# Exercise task
Reproduce the listing that follows with no differences at all.

# Records to process
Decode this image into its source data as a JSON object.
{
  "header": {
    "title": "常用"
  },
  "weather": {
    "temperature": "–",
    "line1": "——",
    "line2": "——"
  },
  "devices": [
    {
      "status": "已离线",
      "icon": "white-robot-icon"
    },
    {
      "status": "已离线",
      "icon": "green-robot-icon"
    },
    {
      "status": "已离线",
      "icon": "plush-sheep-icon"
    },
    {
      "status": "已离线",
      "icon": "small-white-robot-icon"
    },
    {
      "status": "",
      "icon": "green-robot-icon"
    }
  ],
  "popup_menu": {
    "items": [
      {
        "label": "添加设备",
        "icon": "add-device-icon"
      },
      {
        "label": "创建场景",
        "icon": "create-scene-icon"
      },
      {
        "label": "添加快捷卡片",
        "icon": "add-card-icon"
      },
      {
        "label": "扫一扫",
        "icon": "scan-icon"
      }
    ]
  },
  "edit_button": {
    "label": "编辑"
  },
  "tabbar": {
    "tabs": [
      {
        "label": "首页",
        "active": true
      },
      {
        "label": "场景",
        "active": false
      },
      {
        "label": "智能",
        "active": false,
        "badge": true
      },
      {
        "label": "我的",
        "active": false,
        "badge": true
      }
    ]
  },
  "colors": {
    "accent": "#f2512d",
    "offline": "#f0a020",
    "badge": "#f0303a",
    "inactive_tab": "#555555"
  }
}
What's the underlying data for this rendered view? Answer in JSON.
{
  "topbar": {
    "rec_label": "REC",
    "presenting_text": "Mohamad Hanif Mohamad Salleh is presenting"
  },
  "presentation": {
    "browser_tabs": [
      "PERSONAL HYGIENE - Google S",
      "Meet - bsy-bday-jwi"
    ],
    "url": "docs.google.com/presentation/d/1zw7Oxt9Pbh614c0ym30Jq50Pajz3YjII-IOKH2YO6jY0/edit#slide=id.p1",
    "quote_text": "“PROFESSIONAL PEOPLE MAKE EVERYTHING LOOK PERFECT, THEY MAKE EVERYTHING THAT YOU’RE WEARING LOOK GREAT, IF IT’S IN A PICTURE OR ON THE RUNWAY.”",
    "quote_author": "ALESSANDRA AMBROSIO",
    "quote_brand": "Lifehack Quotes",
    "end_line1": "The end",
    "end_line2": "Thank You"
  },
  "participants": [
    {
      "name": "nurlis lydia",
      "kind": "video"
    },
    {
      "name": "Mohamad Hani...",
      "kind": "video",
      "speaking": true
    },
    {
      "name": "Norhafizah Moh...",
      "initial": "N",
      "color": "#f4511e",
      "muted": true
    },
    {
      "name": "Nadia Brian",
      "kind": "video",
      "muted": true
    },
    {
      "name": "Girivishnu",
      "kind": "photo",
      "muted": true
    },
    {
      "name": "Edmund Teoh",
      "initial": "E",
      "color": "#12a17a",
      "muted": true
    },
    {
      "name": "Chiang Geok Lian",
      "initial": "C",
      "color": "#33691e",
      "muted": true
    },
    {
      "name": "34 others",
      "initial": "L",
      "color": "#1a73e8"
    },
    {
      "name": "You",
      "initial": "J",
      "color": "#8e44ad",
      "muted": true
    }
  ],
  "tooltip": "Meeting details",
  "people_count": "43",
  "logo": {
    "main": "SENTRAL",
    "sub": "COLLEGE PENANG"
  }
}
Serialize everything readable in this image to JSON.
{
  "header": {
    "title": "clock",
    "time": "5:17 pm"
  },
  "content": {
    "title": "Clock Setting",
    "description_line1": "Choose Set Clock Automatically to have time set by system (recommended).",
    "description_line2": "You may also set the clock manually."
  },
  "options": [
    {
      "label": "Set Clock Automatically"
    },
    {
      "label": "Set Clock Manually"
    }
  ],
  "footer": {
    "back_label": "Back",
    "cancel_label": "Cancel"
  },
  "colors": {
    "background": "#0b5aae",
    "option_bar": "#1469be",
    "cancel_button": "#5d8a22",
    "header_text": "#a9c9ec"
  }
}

# Problem solution
Decode this image into its source data as a JSON object.
{
  "header": {
    "title": "常用"
  },
  "weather": {
    "temperature": "–",
    "line1": "——",
    "line2": "——"
  },
  "devices": [
    {
      "status": "已离线",
      "icon": "white-robot-icon"
    },
    {
      "status": "已离线",
      "icon": "green-robot-icon"
    },
    {
      "status": "已离线",
      "icon": "plush-sheep-icon"
    },
    {
      "status": "已离线",
      "icon": "small-white-robot-icon"
    },
    {
      "status": "",
      "icon": "green-robot-icon"
    }
  ],
  "popup_menu": {
    "items": [
      {
        "label": "添加设备",
        "icon": "add-device-icon"
      },
      {
        "label": "创建场景",
        "icon": "create-scene-icon"
      },
      {
        "label": "添加快捷卡片",
        "icon": "add-card-icon"
      },
      {
        "label": "扫一扫",
        "icon": "scan-icon"
      }
    ]
  },
  "edit_button": {
    "label": "编辑"
  },
  "tabbar": {
    "tabs": [
      {
        "label": "首页",
        "active": true
      },
      {
        "label": "场景",
        "active": false
      },
      {
        "label": "智能",
        "active": false,
        "badge": true
      },
      {
        "label": "我的",
        "active": false,
        "badge": true
      }
    ]
  },
  "colors": {
    "accent": "#f2512d",
    "offline": "#f0a020",
    "badge": "#f0303a",
    "inactive_tab": "#555555"
  }
}
What's the underlying data for this rendered view? Answer in JSON.
{
  "topbar": {
    "rec_label": "REC",
    "presenting_text": "Mohamad Hanif Mohamad Salleh is presenting"
  },
  "presentation": {
    "browser_tabs": [
      "PERSONAL HYGIENE - Google S",
      "Meet - bsy-bday-jwi"
    ],
    "url": "docs.google.com/presentation/d/1zw7Oxt9Pbh614c0ym30Jq50Pajz3YjII-IOKH2YO6jY0/edit#slide=id.p1",
    "quote_text": "“PROFESSIONAL PEOPLE MAKE EVERYTHING LOOK PERFECT, THEY MAKE EVERYTHING THAT YOU’RE WEARING LOOK GREAT, IF IT’S IN A PICTURE OR ON THE RUNWAY.”",
    "quote_author": "ALESSANDRA AMBROSIO",
    "quote_brand": "Lifehack Quotes",
    "end_line1": "The end",
    "end_line2": "Thank You"
  },
  "participants": [
    {
      "name": "nurlis lydia",
      "kind": "video"
    },
    {
      "name": "Mohamad Hani...",
      "kind": "video",
      "speaking": true
    },
    {
      "name": "Norhafizah Moh...",
      "initial": "N",
      "color": "#f4511e",
      "muted": true
    },
    {
      "name": "Nadia Brian",
      "kind": "video",
      "muted": true
    },
    {
      "name": "Girivishnu",
      "kind": "photo",
      "muted": true
    },
    {
      "name": "Edmund Teoh",
      "initial": "E",
      "color": "#12a17a",
      "muted": true
    },
    {
      "name": "Chiang Geok Lian",
      "initial": "C",
      "color": "#33691e",
      "muted": true
    },
    {
      "name": "34 others",
      "initial": "L",
      "color": "#1a73e8"
    },
    {
      "name": "You",
      "initial": "J",
      "color": "#8e44ad",
      "muted": true
    }
  ],
  "tooltip": "Meeting details",
  "people_count": "43",
  "logo": {
    "main": "SENTRAL",
    "sub": "COLLEGE PENANG"
  }
}
Serialize everything readable in this image to JSON.
{
  "header": {
    "title": "clock",
    "time": "5:17 pm"
  },
  "content": {
    "title": "Clock Setting",
    "description_line1": "Choose Set Clock Automatically to have time set by system (recommended).",
    "description_line2": "You may also set the clock manually."
  },
  "options": [
    {
      "label": "Set Clock Automatically"
    },
    {
      "label": "Set Clock Manually"
    }
  ],
  "footer": {
    "back_label": "Back",
    "cancel_label": "Cancel"
  },
  "colors": {
    "background": "#0b5aae",
    "option_bar": "#1469be",
    "cancel_button": "#5d8a22",
    "header_text": "#a9c9ec"
  }
}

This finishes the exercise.